** DATASET RECORDS **

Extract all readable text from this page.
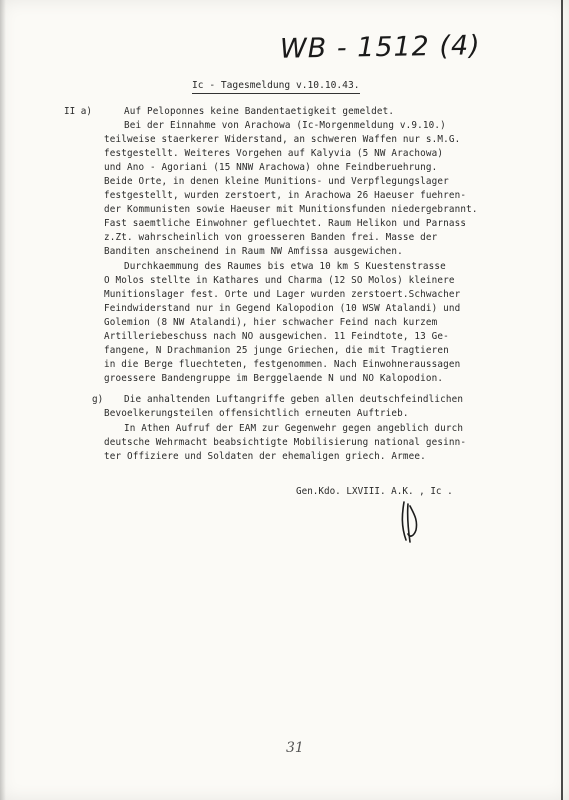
WB - 1512 (4)
Ic - Tagesmeldung v.10.10.43.
II a)	Auf Peloponnes keine Bandentaetigkeit gemeldet.
Bei der Einnahme von Arachowa (Ic-Morgenmeldung v.9.10.)
teilweise staerkerer Widerstand, an schweren Waffen nur s.M.G.
festgestellt. Weiteres Vorgehen auf Kalyvia (5 NW Arachowa)
und Ano - Agoriani (15 NNW Arachowa) ohne Feindberuehrung.
Beide Orte, in denen kleine Munitions- und Verpflegungslager
festgestellt, wurden zerstoert, in Arachowa 26 Haeuser fuehren-
der Kommunisten sowie Haeuser mit Munitionsfunden niedergebrannt.
Fast saemtliche Einwohner gefluechtet. Raum Helikon und Parnass
z.Zt. wahrscheinlich von groesseren Banden frei. Masse der
Banditen anscheinend in Raum NW Amfissa ausgewichen.
Durchkaemmung des Raumes bis etwa 10 km S Kuestenstrasse
O Molos stellte in Kathares und Charma (12 SO Molos) kleinere
Munitionslager fest. Orte und Lager wurden zerstoert.Schwacher
Feindwiderstand nur in Gegend Kalopodion (10 WSW Atalandi) und
Golemion (8 NW Atalandi), hier schwacher Feind nach kurzem
Artilleriebeschuss nach NO ausgewichen. 11 Feindtote, 13 Ge-
fangene, N Drachmanion 25 junge Griechen, die mit Tragtieren
in die Berge fluechteten, festgenommen. Nach Einwohneraussagen
groessere Bandengruppe im Berggelaende N und NO Kalopodion.
g) Die anhaltenden Luftangriffe geben allen deutschfeindlichen
Bevoelkerungsteilen offensichtlich erneuten Auftrieb.
In Athen Aufruf der EAM zur Gegenwehr gegen angeblich durch
deutsche Wehrmacht beabsichtigte Mobilisierung national gesinn-
ter Offiziere und Soldaten der ehemaligen griech. Armee.
Gen.Kdo. LXVIII. A.K. , Ic .
31
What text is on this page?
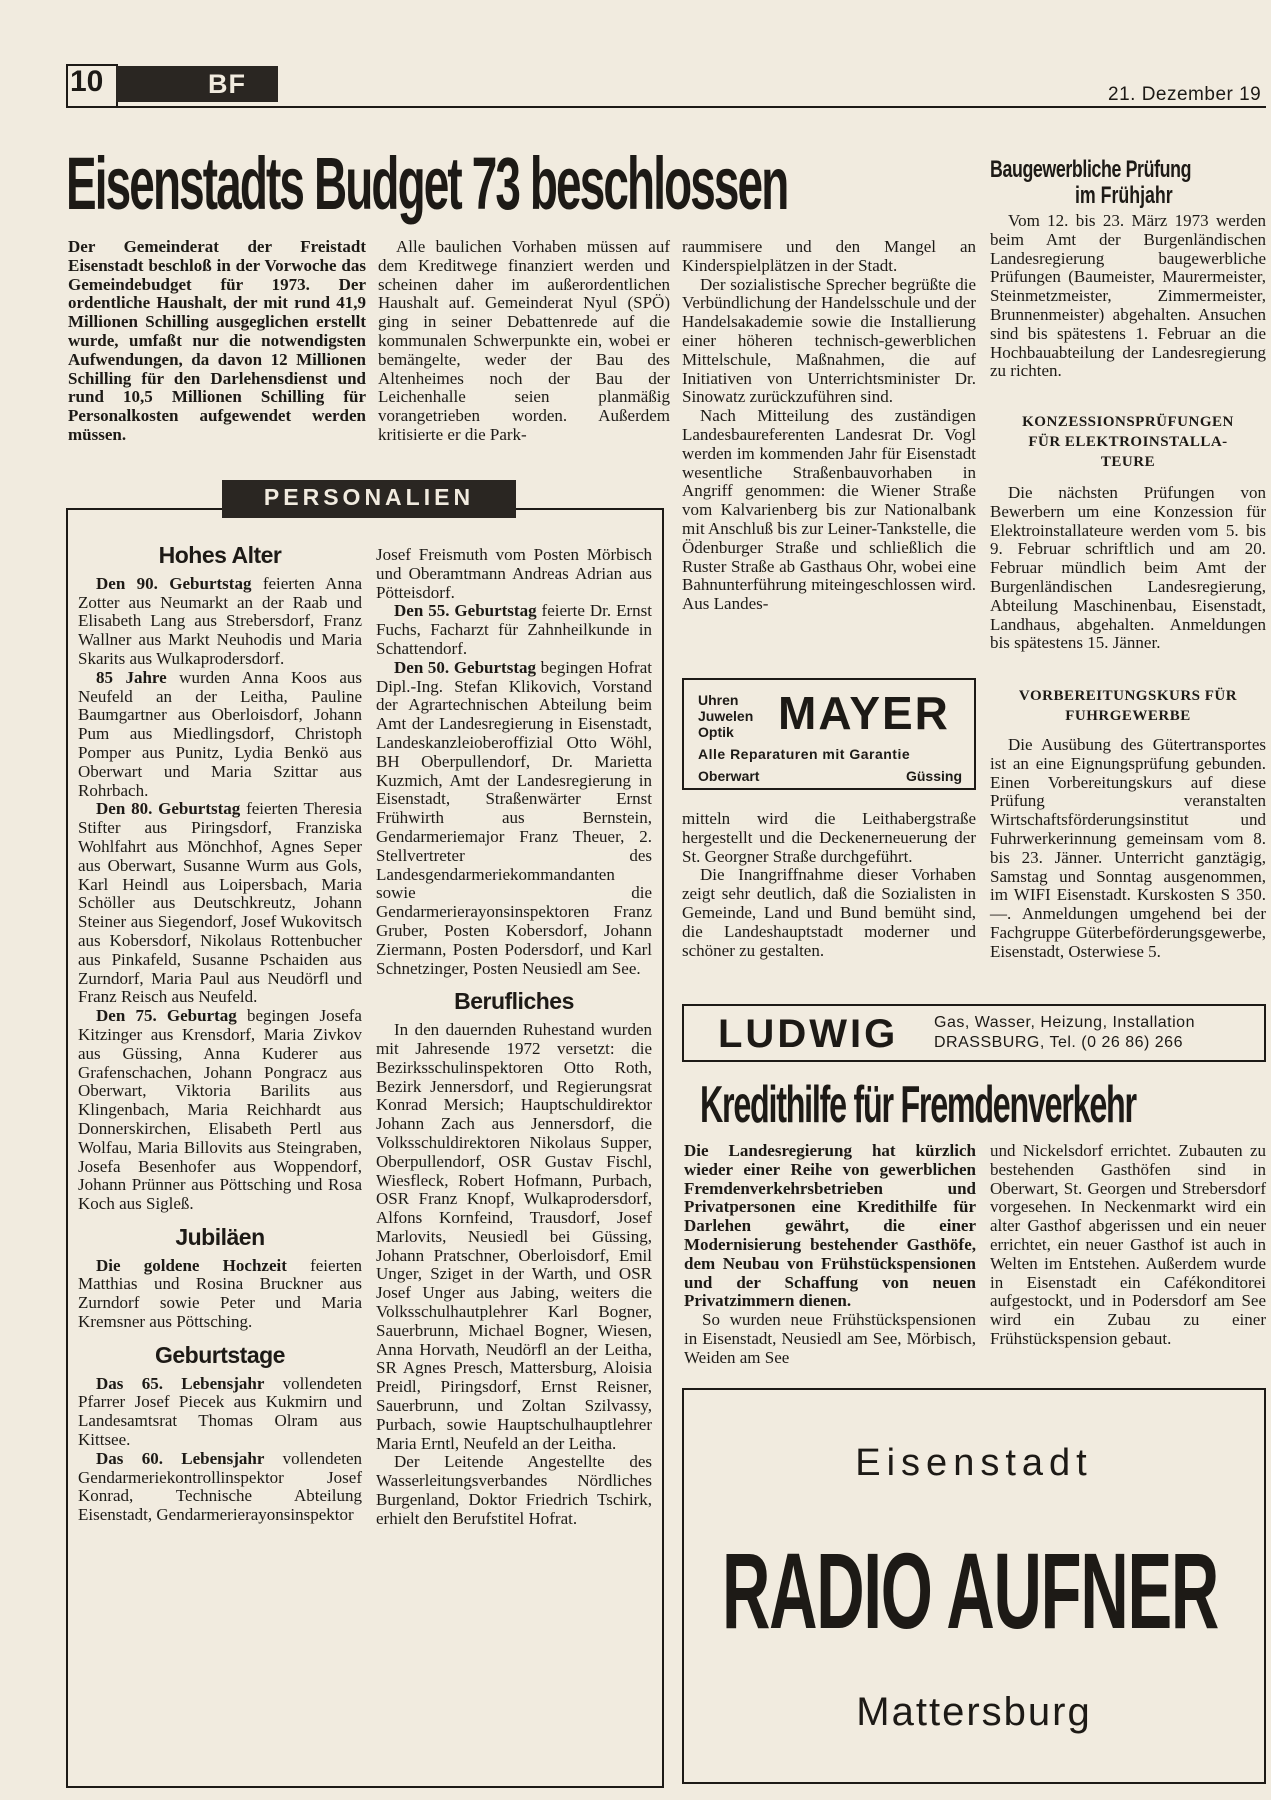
10	BF	21. Dezember 19
Eisenstadts Budget 73 beschlossen

Der Gemeinderat der Freistadt Eisenstadt beschloß in der Vorwoche das Gemeindebudget für 1973. Der ordentliche Haushalt, der mit rund 41,9 Millionen Schilling ausgeglichen erstellt wurde, umfaßt nur die notwendigsten Aufwendungen, da davon 12 Millionen Schilling für den Darlehensdienst und rund 10,5 Millionen Schilling für Personalkosten aufgewendet werden müssen.

Alle baulichen Vorhaben müssen auf dem Kreditwege finanziert werden und scheinen daher im außerordentlichen Haushalt auf. Gemeinderat Nyul (SPÖ) ging in seiner Debattenrede auf die kommunalen Schwerpunkte ein, wobei er bemängelte, weder der Bau des Altenheimes noch der Bau der Leichenhalle seien planmäßig vorangetrieben worden. Außerdem kritisierte er die Park-

raummisere und den Mangel an Kinderspielplätzen in der Stadt.

Der sozialistische Sprecher begrüßte die Verbündlichung der Handelsschule und der Handelsakademie sowie die Installierung einer höheren technisch-gewerblichen Mittelschule, Maßnahmen, die auf Initiativen von Unterrichtsminister Dr. Sinowatz zurückzuführen sind.

Nach Mitteilung des zuständigen Landesbaureferenten Landesrat Dr. Vogl werden im kommenden Jahr für Eisenstadt wesentliche Straßenbauvorhaben in Angriff genommen: die Wiener Straße vom Kalvarienberg bis zur Nationalbank mit Anschluß bis zur Leiner-Tankstelle, die Ödenburger Straße und schließlich die Ruster Straße ab Gasthaus Ohr, wobei eine Bahnunterführung miteingeschlossen wird. Aus Landes-

Uhren
Juwelen
Optik MAYER
Alle Reparaturen mit Garantie
Oberwart	Güssing

mitteln wird die Leithabergstraße hergestellt und die Deckenerneuerung der St. Georgner Straße durchgeführt.

Die Inangriffnahme dieser Vorhaben zeigt sehr deutlich, daß die Sozialisten in Gemeinde, Land und Bund bemüht sind, die Landeshauptstadt moderner und schöner zu gestalten.

Baugewerbliche Prüfung
im Frühjahr

Vom 12. bis 23. März 1973 werden beim Amt der Burgenländischen Landesregierung baugewerbliche Prüfungen (Baumeister, Maurermeister, Steinmetzmeister, Zimmermeister, Brunnenmeister) abgehalten. Ansuchen sind bis spätestens 1. Februar an die Hochbauabteilung der Landesregierung zu richten.

KONZESSIONSPRÜFUNGEN
FÜR ELEKTROINSTALLA-
TEURE

Die nächsten Prüfungen von Bewerbern um eine Konzession für Elektroinstallateure werden vom 5. bis 9. Februar schriftlich und am 20. Februar mündlich beim Amt der Burgenländischen Landesregierung, Abteilung Maschinenbau, Eisenstadt, Landhaus, abgehalten. Anmeldungen bis spätestens 15. Jänner.

VORBEREITUNGSKURS FÜR
FUHRGEWERBE

Die Ausübung des Gütertransportes ist an eine Eignungsprüfung gebunden. Einen Vorbereitungskurs auf diese Prüfung veranstalten Wirtschaftsförderungsinstitut und Fuhrwerkerinnung gemeinsam vom 8. bis 23. Jänner. Unterricht ganztägig, Samstag und Sonntag ausgenommen, im WIFI Eisenstadt. Kurskosten S 350.—. Anmeldungen umgehend bei der Fachgruppe Güterbeförderungsgewerbe, Eisenstadt, Osterwiese 5.

PERSONALIEN
Hohes Alter

Den 90. Geburtstag feierten Anna Zotter aus Neumarkt an der Raab und Elisabeth Lang aus Strebersdorf, Franz Wallner aus Markt Neuhodis und Maria Skarits aus Wulkaprodersdorf.

85 Jahre wurden Anna Koos aus Neufeld an der Leitha, Pauline Baumgartner aus Oberloisdorf, Johann Pum aus Miedlingsdorf, Christoph Pomper aus Punitz, Lydia Benkö aus Oberwart und Maria Szittar aus Rohrbach.

Den 80. Geburtstag feierten Theresia Stifter aus Piringsdorf, Franziska Wohlfahrt aus Mönchhof, Agnes Seper aus Oberwart, Susanne Wurm aus Gols, Karl Heindl aus Loipersbach, Maria Schöller aus Deutschkreutz, Johann Steiner aus Siegendorf, Josef Wukovitsch aus Kobersdorf, Nikolaus Rottenbucher aus Pinkafeld, Susanne Pschaiden aus Zurndorf, Maria Paul aus Neudörfl und Franz Reisch aus Neufeld.

Den 75. Geburtag begingen Josefa Kitzinger aus Krensdorf, Maria Zivkov aus Güssing, Anna Kuderer aus Grafenschachen, Johann Pongracz aus Oberwart, Viktoria Barilits aus Klingenbach, Maria Reichhardt aus Donnerskirchen, Elisabeth Pertl aus Wolfau, Maria Billovits aus Steingraben, Josefa Besenhofer aus Woppendorf, Johann Prünner aus Pöttsching und Rosa Koch aus Sigleß.

Jubiläen

Die goldene Hochzeit feierten Matthias und Rosina Bruckner aus Zurndorf sowie Peter und Maria Kremsner aus Pöttsching.

Geburtstage

Das 65. Lebensjahr vollendeten Pfarrer Josef Piecek aus Kukmirn und Landesamtsrat Thomas Olram aus Kittsee.

Das 60. Lebensjahr vollendeten Gendarmeriekontrollinspektor Josef Konrad, Technische Abteilung Eisenstadt, Gendarmerierayonsinspektor

Josef Freismuth vom Posten Mörbisch und Oberamtmann Andreas Adrian aus Pötteisdorf.

Den 55. Geburtstag feierte Dr. Ernst Fuchs, Facharzt für Zahnheilkunde in Schattendorf.

Den 50. Geburtstag begingen Hofrat Dipl.-Ing. Stefan Klikovich, Vorstand der Agrartechnischen Abteilung beim Amt der Landesregierung in Eisenstadt, Landeskanzleioberoffizial Otto Wöhl, BH Oberpullendorf, Dr. Marietta Kuzmich, Amt der Landesregierung in Eisenstadt, Straßenwärter Ernst Frühwirth aus Bernstein, Gendarmeriemajor Franz Theuer, 2. Stellvertreter des Landesgendarmeriekommandanten sowie die Gendarmerierayonsinspektoren Franz Gruber, Posten Kobersdorf, Johann Ziermann, Posten Podersdorf, und Karl Schnetzinger, Posten Neusiedl am See.

Berufliches

In den dauernden Ruhestand wurden mit Jahresende 1972 versetzt: die Bezirksschulinspektoren Otto Roth, Bezirk Jennersdorf, und Regierungsrat Konrad Mersich; Hauptschuldirektor Johann Zach aus Jennersdorf, die Volksschuldirektoren Nikolaus Supper, Oberpullendorf, OSR Gustav Fischl, Wiesfleck, Robert Hofmann, Purbach, OSR Franz Knopf, Wulkaprodersdorf, Alfons Kornfeind, Trausdorf, Josef Marlovits, Neusiedl bei Güssing, Johann Pratschner, Oberloisdorf, Emil Unger, Sziget in der Warth, und OSR Josef Unger aus Jabing, weiters die Volksschulhautplehrer Karl Bogner, Sauerbrunn, Michael Bogner, Wiesen, Anna Horvath, Neudörfl an der Leitha, SR Agnes Presch, Mattersburg, Aloisia Preidl, Piringsdorf, Ernst Reisner, Sauerbrunn, und Zoltan Szilvassy, Purbach, sowie Hauptschulhauptlehrer Maria Erntl, Neufeld an der Leitha.

Der Leitende Angestellte des Wasserleitungsverbandes Nördliches Burgenland, Doktor Friedrich Tschirk, erhielt den Berufstitel Hofrat.

LUDWIG Gas, Wasser, Heizung, Installation
DRASSBURG, Tel. (0 26 86) 266
Kredithilfe für Fremdenverkehr

Die Landesregierung hat kürzlich wieder einer Reihe von gewerblichen Fremdenverkehrsbetrieben und Privatpersonen eine Kredithilfe für Darlehen gewährt, die einer Modernisierung bestehender Gasthöfe, dem Neubau von Frühstückspensionen und der Schaffung von neuen Privatzimmern dienen.

So wurden neue Frühstückspensionen in Eisenstadt, Neusiedl am See, Mörbisch, Weiden am See

und Nickelsdorf errichtet. Zubauten zu bestehenden Gasthöfen sind in Oberwart, St. Georgen und Strebersdorf vorgesehen. In Neckenmarkt wird ein alter Gasthof abgerissen und ein neuer errichtet, ein neuer Gasthof ist auch in Welten im Entstehen. Außerdem wurde in Eisenstadt ein Cafékonditorei aufgestockt, und in Podersdorf am See wird ein Zubau zu einer Frühstückspension gebaut.

Eisenstadt
RADIO AUFNER
Mattersburg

** INSTRUCTIONS FOR THE TASK **
Examine each line of the records above and tally those with the string "Lebensjahr". State the total alone.

** SOLUTION FOR THIS EXERCISE **
2